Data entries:
════════════════

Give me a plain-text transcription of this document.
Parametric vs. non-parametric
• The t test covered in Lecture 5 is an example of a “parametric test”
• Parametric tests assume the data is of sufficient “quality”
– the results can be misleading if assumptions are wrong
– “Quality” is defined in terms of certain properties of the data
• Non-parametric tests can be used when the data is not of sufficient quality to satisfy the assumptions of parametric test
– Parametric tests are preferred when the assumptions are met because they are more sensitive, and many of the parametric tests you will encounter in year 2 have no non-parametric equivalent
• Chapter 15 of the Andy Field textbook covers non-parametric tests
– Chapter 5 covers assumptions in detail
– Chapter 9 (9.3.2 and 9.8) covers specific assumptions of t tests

════════════════

- _DIRECTIONS FOR THIS TASK_: Copy every line verbatim.

- _RESULT FOR THIS TASK_:
Give me a plain-text transcription of this document.
Parametric vs. non-parametric
• The t test covered in Lecture 5 is an example of a “parametric test”
• Parametric tests assume the data is of sufficient “quality”
– the results can be misleading if assumptions are wrong
– “Quality” is defined in terms of certain properties of the data
• Non-parametric tests can be used when the data is not of sufficient quality to satisfy the assumptions of parametric test
– Parametric tests are preferred when the assumptions are met because they are more sensitive, and many of the parametric tests you will encounter in year 2 have no non-parametric equivalent
• Chapter 15 of the Andy Field textbook covers non-parametric tests
– Chapter 5 covers assumptions in detail
– Chapter 9 (9.3.2 and 9.8) covers specific assumptions of t tests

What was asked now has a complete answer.